Reproduce the material exactly, omitting nothing.

━━━━━━━━━━

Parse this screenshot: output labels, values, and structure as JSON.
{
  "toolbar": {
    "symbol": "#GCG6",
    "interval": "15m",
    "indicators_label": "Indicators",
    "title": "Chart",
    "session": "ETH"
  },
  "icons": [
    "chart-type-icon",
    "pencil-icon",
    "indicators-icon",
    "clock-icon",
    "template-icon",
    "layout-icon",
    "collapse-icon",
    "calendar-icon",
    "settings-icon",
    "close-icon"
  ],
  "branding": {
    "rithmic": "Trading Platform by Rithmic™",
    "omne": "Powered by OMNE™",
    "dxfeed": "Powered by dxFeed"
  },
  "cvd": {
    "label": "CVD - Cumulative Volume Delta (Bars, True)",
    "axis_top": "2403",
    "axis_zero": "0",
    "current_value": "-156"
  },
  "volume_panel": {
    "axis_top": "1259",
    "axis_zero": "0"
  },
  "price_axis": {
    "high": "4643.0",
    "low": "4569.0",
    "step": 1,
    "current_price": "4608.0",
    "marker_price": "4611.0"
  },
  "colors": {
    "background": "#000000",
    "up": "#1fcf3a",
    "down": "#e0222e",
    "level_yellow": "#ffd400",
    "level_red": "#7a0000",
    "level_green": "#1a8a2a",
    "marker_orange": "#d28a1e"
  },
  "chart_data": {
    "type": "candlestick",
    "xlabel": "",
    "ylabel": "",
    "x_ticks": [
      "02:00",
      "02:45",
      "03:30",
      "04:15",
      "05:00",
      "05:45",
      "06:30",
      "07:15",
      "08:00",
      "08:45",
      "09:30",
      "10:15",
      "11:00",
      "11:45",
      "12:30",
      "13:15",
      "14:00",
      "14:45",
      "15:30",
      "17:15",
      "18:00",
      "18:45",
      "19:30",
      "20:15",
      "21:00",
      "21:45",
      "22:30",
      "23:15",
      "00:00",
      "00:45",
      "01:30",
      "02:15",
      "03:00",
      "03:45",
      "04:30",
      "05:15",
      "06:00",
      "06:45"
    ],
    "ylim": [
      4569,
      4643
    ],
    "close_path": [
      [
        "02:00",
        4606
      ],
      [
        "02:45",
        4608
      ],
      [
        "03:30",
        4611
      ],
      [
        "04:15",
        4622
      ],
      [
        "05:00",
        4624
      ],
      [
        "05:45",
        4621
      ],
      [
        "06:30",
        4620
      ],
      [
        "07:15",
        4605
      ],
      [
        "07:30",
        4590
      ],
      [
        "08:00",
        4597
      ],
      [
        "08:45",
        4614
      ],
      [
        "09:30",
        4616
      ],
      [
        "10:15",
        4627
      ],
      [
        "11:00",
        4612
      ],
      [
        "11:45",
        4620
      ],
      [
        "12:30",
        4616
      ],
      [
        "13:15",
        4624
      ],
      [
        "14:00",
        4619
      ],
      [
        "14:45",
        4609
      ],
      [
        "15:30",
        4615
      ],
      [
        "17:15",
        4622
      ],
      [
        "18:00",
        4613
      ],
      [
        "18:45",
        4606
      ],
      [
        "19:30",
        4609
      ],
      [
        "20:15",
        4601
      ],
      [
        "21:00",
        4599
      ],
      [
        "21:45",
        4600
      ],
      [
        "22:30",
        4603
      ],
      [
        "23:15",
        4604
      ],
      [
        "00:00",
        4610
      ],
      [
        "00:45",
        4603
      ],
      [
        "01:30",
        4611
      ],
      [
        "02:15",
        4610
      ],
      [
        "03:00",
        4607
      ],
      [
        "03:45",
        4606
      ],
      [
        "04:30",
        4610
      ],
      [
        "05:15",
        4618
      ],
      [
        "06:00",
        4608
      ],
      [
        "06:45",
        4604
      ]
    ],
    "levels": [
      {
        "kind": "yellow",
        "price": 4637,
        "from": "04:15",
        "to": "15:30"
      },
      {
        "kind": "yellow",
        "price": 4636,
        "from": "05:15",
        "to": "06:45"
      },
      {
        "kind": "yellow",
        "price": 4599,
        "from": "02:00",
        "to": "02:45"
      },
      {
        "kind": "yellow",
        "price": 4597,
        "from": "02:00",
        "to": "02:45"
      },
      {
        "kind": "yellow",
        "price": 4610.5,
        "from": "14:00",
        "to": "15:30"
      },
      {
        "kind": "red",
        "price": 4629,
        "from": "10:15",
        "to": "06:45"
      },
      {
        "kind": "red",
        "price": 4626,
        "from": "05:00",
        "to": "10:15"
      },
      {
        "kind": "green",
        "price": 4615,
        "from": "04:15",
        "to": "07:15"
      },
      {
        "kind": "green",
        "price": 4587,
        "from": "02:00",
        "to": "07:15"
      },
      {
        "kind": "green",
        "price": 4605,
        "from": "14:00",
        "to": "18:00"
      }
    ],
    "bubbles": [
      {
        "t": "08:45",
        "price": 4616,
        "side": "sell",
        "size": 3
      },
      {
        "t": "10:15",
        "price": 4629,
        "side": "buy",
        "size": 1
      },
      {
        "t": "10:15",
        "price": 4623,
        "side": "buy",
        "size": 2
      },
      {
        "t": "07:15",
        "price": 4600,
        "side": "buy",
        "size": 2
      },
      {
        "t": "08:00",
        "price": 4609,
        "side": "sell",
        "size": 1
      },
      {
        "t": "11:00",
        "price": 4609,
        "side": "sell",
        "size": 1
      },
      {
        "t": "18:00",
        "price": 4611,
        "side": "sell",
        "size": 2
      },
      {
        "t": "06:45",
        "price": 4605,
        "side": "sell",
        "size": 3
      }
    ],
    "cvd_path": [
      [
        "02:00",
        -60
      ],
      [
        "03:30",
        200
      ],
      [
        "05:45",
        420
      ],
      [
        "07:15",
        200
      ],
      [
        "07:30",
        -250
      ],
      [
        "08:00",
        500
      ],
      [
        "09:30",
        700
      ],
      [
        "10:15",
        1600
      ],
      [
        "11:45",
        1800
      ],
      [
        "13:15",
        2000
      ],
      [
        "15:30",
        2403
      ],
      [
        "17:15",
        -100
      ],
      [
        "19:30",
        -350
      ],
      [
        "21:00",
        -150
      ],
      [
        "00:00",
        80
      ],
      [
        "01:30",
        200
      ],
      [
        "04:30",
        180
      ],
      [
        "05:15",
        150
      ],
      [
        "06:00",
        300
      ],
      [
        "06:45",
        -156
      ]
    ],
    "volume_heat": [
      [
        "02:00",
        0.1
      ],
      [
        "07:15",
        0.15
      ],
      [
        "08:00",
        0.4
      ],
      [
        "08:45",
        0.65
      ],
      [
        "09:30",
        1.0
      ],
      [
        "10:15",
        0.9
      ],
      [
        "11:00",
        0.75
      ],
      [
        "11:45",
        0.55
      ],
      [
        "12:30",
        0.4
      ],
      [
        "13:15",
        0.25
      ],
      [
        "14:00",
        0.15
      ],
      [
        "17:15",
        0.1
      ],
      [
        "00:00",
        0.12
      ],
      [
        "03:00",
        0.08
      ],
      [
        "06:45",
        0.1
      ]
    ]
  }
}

━━━━━━━━━━

Result of this task
Parse this screenshot: output labels, values, and structure as JSON.
{
  "toolbar": {
    "symbol": "#GCG6",
    "interval": "15m",
    "indicators_label": "Indicators",
    "title": "Chart",
    "session": "ETH"
  },
  "icons": [
    "chart-type-icon",
    "pencil-icon",
    "indicators-icon",
    "clock-icon",
    "template-icon",
    "layout-icon",
    "collapse-icon",
    "calendar-icon",
    "settings-icon",
    "close-icon"
  ],
  "branding": {
    "rithmic": "Trading Platform by Rithmic™",
    "omne": "Powered by OMNE™",
    "dxfeed": "Powered by dxFeed"
  },
  "cvd": {
    "label": "CVD - Cumulative Volume Delta (Bars, True)",
    "axis_top": "2403",
    "axis_zero": "0",
    "current_value": "-156"
  },
  "volume_panel": {
    "axis_top": "1259",
    "axis_zero": "0"
  },
  "price_axis": {
    "high": "4643.0",
    "low": "4569.0",
    "step": 1,
    "current_price": "4608.0",
    "marker_price": "4611.0"
  },
  "colors": {
    "background": "#000000",
    "up": "#1fcf3a",
    "down": "#e0222e",
    "level_yellow": "#ffd400",
    "level_red": "#7a0000",
    "level_green": "#1a8a2a",
    "marker_orange": "#d28a1e"
  },
  "chart_data": {
    "type": "candlestick",
    "xlabel": "",
    "ylabel": "",
    "x_ticks": [
      "02:00",
      "02:45",
      "03:30",
      "04:15",
      "05:00",
      "05:45",
      "06:30",
      "07:15",
      "08:00",
      "08:45",
      "09:30",
      "10:15",
      "11:00",
      "11:45",
      "12:30",
      "13:15",
      "14:00",
      "14:45",
      "15:30",
      "17:15",
      "18:00",
      "18:45",
      "19:30",
      "20:15",
      "21:00",
      "21:45",
      "22:30",
      "23:15",
      "00:00",
      "00:45",
      "01:30",
      "02:15",
      "03:00",
      "03:45",
      "04:30",
      "05:15",
      "06:00",
      "06:45"
    ],
    "ylim": [
      4569,
      4643
    ],
    "close_path": [
      [
        "02:00",
        4606
      ],
      [
        "02:45",
        4608
      ],
      [
        "03:30",
        4611
      ],
      [
        "04:15",
        4622
      ],
      [
        "05:00",
        4624
      ],
      [
        "05:45",
        4621
      ],
      [
        "06:30",
        4620
      ],
      [
        "07:15",
        4605
      ],
      [
        "07:30",
        4590
      ],
      [
        "08:00",
        4597
      ],
      [
        "08:45",
        4614
      ],
      [
        "09:30",
        4616
      ],
      [
        "10:15",
        4627
      ],
      [
        "11:00",
        4612
      ],
      [
        "11:45",
        4620
      ],
      [
        "12:30",
        4616
      ],
      [
        "13:15",
        4624
      ],
      [
        "14:00",
        4619
      ],
      [
        "14:45",
        4609
      ],
      [
        "15:30",
        4615
      ],
      [
        "17:15",
        4622
      ],
      [
        "18:00",
        4613
      ],
      [
        "18:45",
        4606
      ],
      [
        "19:30",
        4609
      ],
      [
        "20:15",
        4601
      ],
      [
        "21:00",
        4599
      ],
      [
        "21:45",
        4600
      ],
      [
        "22:30",
        4603
      ],
      [
        "23:15",
        4604
      ],
      [
        "00:00",
        4610
      ],
      [
        "00:45",
        4603
      ],
      [
        "01:30",
        4611
      ],
      [
        "02:15",
        4610
      ],
      [
        "03:00",
        4607
      ],
      [
        "03:45",
        4606
      ],
      [
        "04:30",
        4610
      ],
      [
        "05:15",
        4618
      ],
      [
        "06:00",
        4608
      ],
      [
        "06:45",
        4604
      ]
    ],
    "levels": [
      {
        "kind": "yellow",
        "price": 4637,
        "from": "04:15",
        "to": "15:30"
      },
      {
        "kind": "yellow",
        "price": 4636,
        "from": "05:15",
        "to": "06:45"
      },
      {
        "kind": "yellow",
        "price": 4599,
        "from": "02:00",
        "to": "02:45"
      },
      {
        "kind": "yellow",
        "price": 4597,
        "from": "02:00",
        "to": "02:45"
      },
      {
        "kind": "yellow",
        "price": 4610.5,
        "from": "14:00",
        "to": "15:30"
      },
      {
        "kind": "red",
        "price": 4629,
        "from": "10:15",
        "to": "06:45"
      },
      {
        "kind": "red",
        "price": 4626,
        "from": "05:00",
        "to": "10:15"
      },
      {
        "kind": "green",
        "price": 4615,
        "from": "04:15",
        "to": "07:15"
      },
      {
        "kind": "green",
        "price": 4587,
        "from": "02:00",
        "to": "07:15"
      },
      {
        "kind": "green",
        "price": 4605,
        "from": "14:00",
        "to": "18:00"
      }
    ],
    "bubbles": [
      {
        "t": "08:45",
        "price": 4616,
        "side": "sell",
        "size": 3
      },
      {
        "t": "10:15",
        "price": 4629,
        "side": "buy",
        "size": 1
      },
      {
        "t": "10:15",
        "price": 4623,
        "side": "buy",
        "size": 2
      },
      {
        "t": "07:15",
        "price": 4600,
        "side": "buy",
        "size": 2
      },
      {
        "t": "08:00",
        "price": 4609,
        "side": "sell",
        "size": 1
      },
      {
        "t": "11:00",
        "price": 4609,
        "side": "sell",
        "size": 1
      },
      {
        "t": "18:00",
        "price": 4611,
        "side": "sell",
        "size": 2
      },
      {
        "t": "06:45",
        "price": 4605,
        "side": "sell",
        "size": 3
      }
    ],
    "cvd_path": [
      [
        "02:00",
        -60
      ],
      [
        "03:30",
        200
      ],
      [
        "05:45",
        420
      ],
      [
        "07:15",
        200
      ],
      [
        "07:30",
        -250
      ],
      [
        "08:00",
        500
      ],
      [
        "09:30",
        700
      ],
      [
        "10:15",
        1600
      ],
      [
        "11:45",
        1800
      ],
      [
        "13:15",
        2000
      ],
      [
        "15:30",
        2403
      ],
      [
        "17:15",
        -100
      ],
      [
        "19:30",
        -350
      ],
      [
        "21:00",
        -150
      ],
      [
        "00:00",
        80
      ],
      [
        "01:30",
        200
      ],
      [
        "04:30",
        180
      ],
      [
        "05:15",
        150
      ],
      [
        "06:00",
        300
      ],
      [
        "06:45",
        -156
      ]
    ],
    "volume_heat": [
      [
        "02:00",
        0.1
      ],
      [
        "07:15",
        0.15
      ],
      [
        "08:00",
        0.4
      ],
      [
        "08:45",
        0.65
      ],
      [
        "09:30",
        1.0
      ],
      [
        "10:15",
        0.9
      ],
      [
        "11:00",
        0.75
      ],
      [
        "11:45",
        0.55
      ],
      [
        "12:30",
        0.4
      ],
      [
        "13:15",
        0.25
      ],
      [
        "14:00",
        0.15
      ],
      [
        "17:15",
        0.1
      ],
      [
        "00:00",
        0.12
      ],
      [
        "03:00",
        0.08
      ],
      [
        "06:45",
        0.1
      ]
    ]
  }
}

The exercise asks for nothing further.